→ **What the task asks**
All of the listing below must be repeated word for word. Pictures are the only thing to omit.

start Entries supplied

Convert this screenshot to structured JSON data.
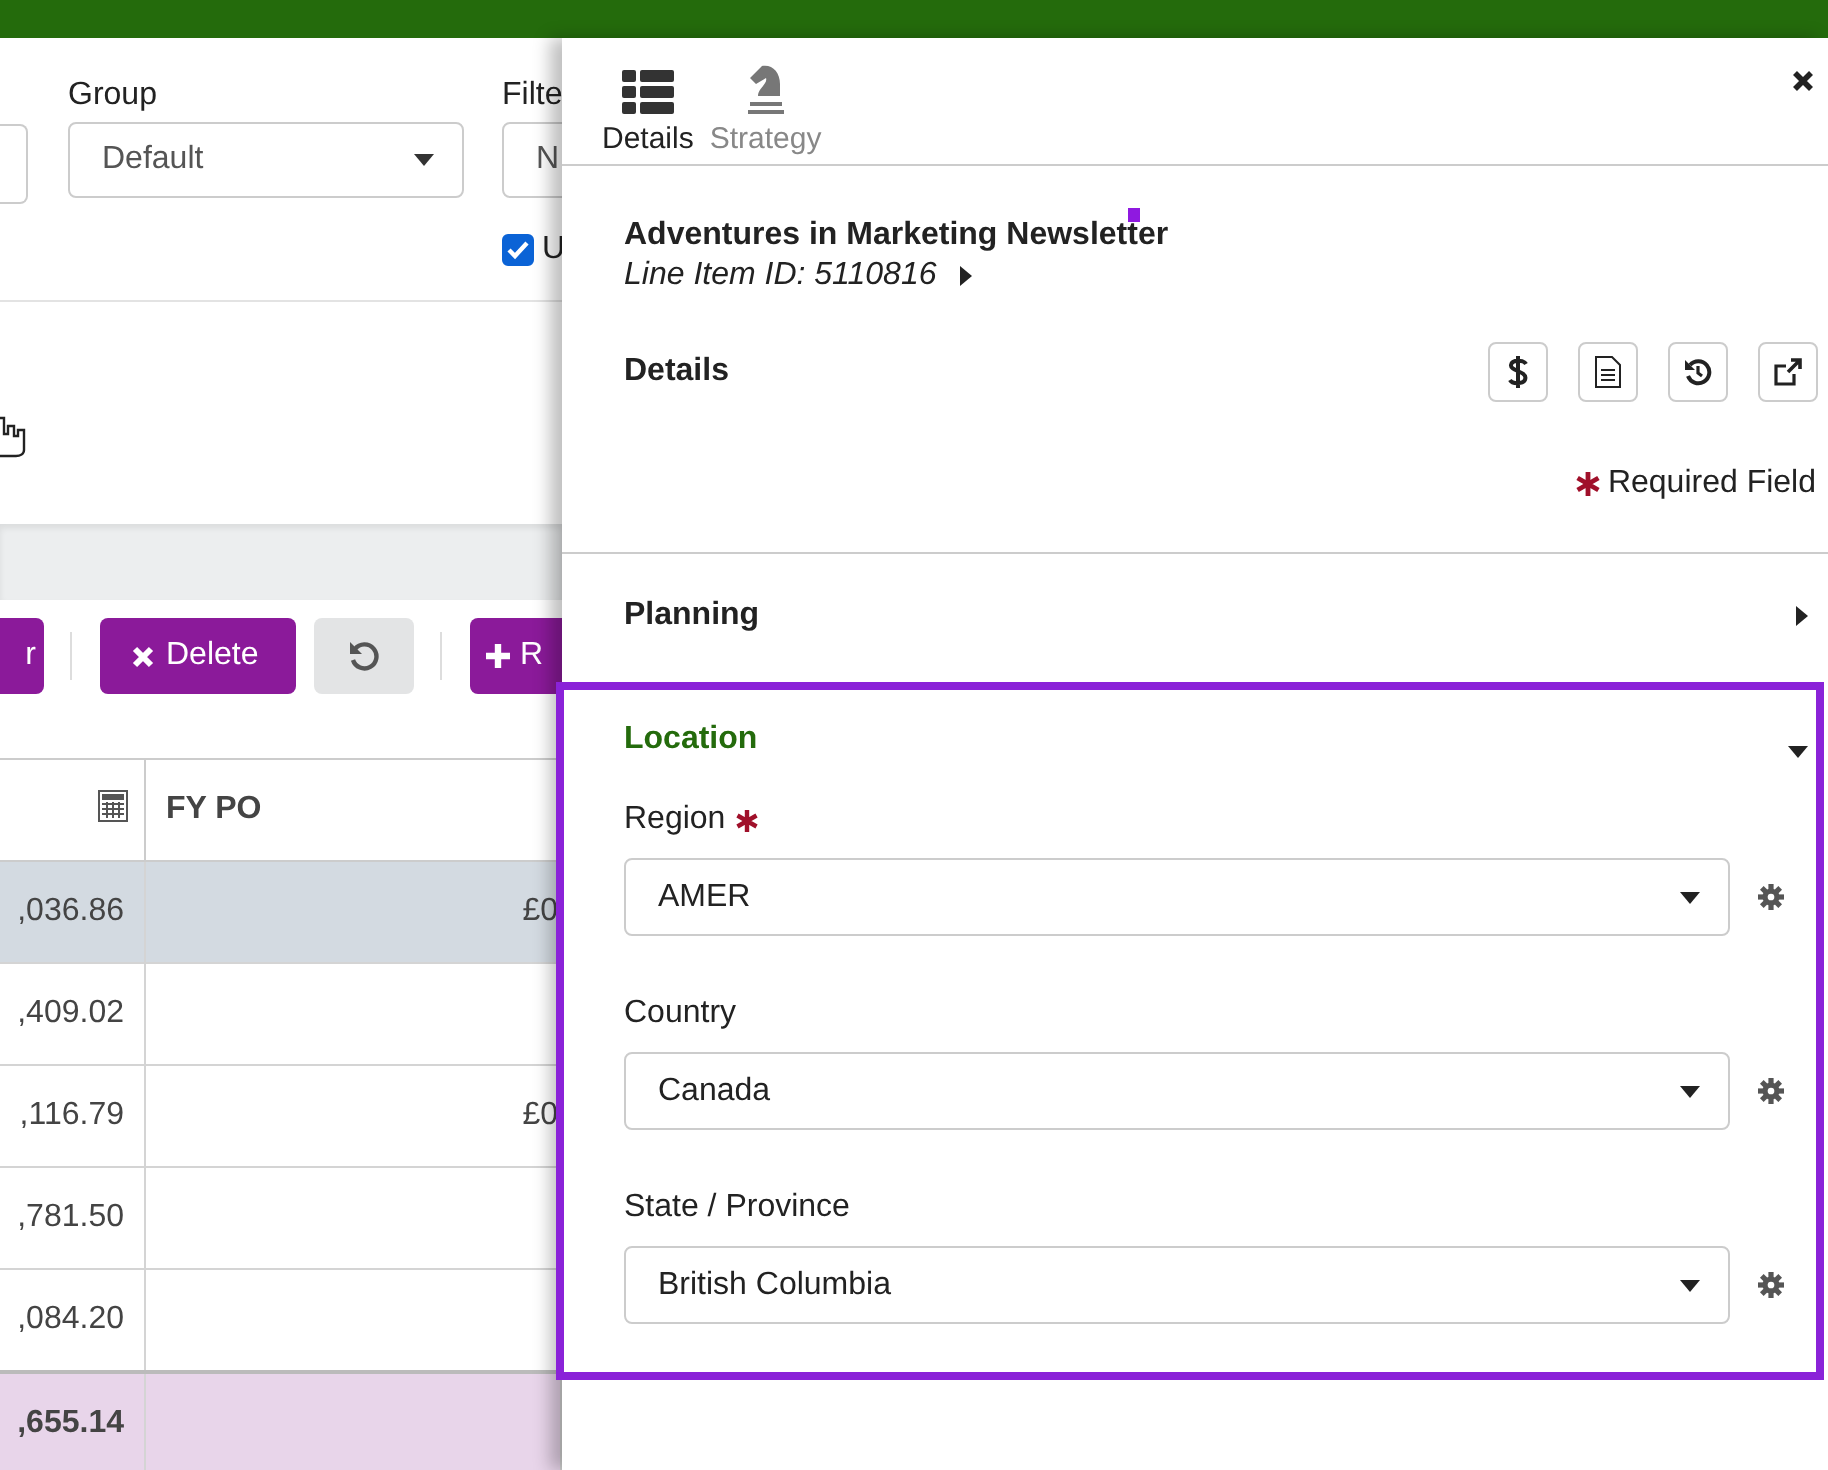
{
  "filters": [
    {
      "label": "Group",
      "value": "Default"
    },
    {
      "label": "Filte",
      "value": "N"
    }
  ],
  "filter_checkbox": {
    "label": "U",
    "checked": true
  },
  "toolbar": [
    {
      "kind": "cut",
      "label": "r"
    },
    {
      "kind": "delete",
      "label": "Delete"
    },
    {
      "kind": "reset"
    },
    {
      "kind": "add",
      "label": "R"
    }
  ],
  "table": {
    "columns": [
      {
        "kind": "calc"
      },
      {
        "kind": "text",
        "label": "FY PO"
      }
    ],
    "rows": [
      {
        "kind": "data",
        "selected": true,
        "cells": [
          ",036.86",
          "£0"
        ]
      },
      {
        "kind": "data",
        "selected": false,
        "cells": [
          ",409.02"
        ]
      },
      {
        "kind": "data",
        "selected": false,
        "cells": [
          ",116.79",
          "£0"
        ]
      },
      {
        "kind": "data",
        "selected": false,
        "cells": [
          ",781.50"
        ]
      },
      {
        "kind": "data",
        "selected": false,
        "cells": [
          ",084.20"
        ]
      },
      {
        "kind": "total",
        "selected": false,
        "cells": [
          ",655.14"
        ]
      }
    ]
  },
  "panel": {
    "tabs": [
      {
        "label": "Details",
        "selected": true
      },
      {
        "label": "Strategy",
        "selected": false
      }
    ],
    "title": "Adventures in Marketing Newsletter",
    "subtitle": "Line Item ID: 5110816",
    "details_heading": "Details",
    "required_note": "Required Field",
    "sections": [
      {
        "title": "Planning",
        "expanded": false
      },
      {
        "title": "Location",
        "expanded": true,
        "fields": [
          {
            "label": "Region",
            "required": true,
            "value": "AMER"
          },
          {
            "label": "Country",
            "required": false,
            "value": "Canada"
          },
          {
            "label": "State / Province",
            "required": false,
            "value": "British Columbia"
          }
        ]
      }
    ]
  }
}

end Entries supplied

→ **Result**
Convert this screenshot to structured JSON data.
{
  "filters": [
    {
      "label": "Group",
      "value": "Default"
    },
    {
      "label": "Filte",
      "value": "N"
    }
  ],
  "filter_checkbox": {
    "label": "U",
    "checked": true
  },
  "toolbar": [
    {
      "kind": "cut",
      "label": "r"
    },
    {
      "kind": "delete",
      "label": "Delete"
    },
    {
      "kind": "reset"
    },
    {
      "kind": "add",
      "label": "R"
    }
  ],
  "table": {
    "columns": [
      {
        "kind": "calc"
      },
      {
        "kind": "text",
        "label": "FY PO"
      }
    ],
    "rows": [
      {
        "kind": "data",
        "selected": true,
        "cells": [
          ",036.86",
          "£0"
        ]
      },
      {
        "kind": "data",
        "selected": false,
        "cells": [
          ",409.02"
        ]
      },
      {
        "kind": "data",
        "selected": false,
        "cells": [
          ",116.79",
          "£0"
        ]
      },
      {
        "kind": "data",
        "selected": false,
        "cells": [
          ",781.50"
        ]
      },
      {
        "kind": "data",
        "selected": false,
        "cells": [
          ",084.20"
        ]
      },
      {
        "kind": "total",
        "selected": false,
        "cells": [
          ",655.14"
        ]
      }
    ]
  },
  "panel": {
    "tabs": [
      {
        "label": "Details",
        "selected": true
      },
      {
        "label": "Strategy",
        "selected": false
      }
    ],
    "title": "Adventures in Marketing Newsletter",
    "subtitle": "Line Item ID: 5110816",
    "details_heading": "Details",
    "required_note": "Required Field",
    "sections": [
      {
        "title": "Planning",
        "expanded": false
      },
      {
        "title": "Location",
        "expanded": true,
        "fields": [
          {
            "label": "Region",
            "required": true,
            "value": "AMER"
          },
          {
            "label": "Country",
            "required": false,
            "value": "Canada"
          },
          {
            "label": "State / Province",
            "required": false,
            "value": "British Columbia"
          }
        ]
      }
    ]
  }
}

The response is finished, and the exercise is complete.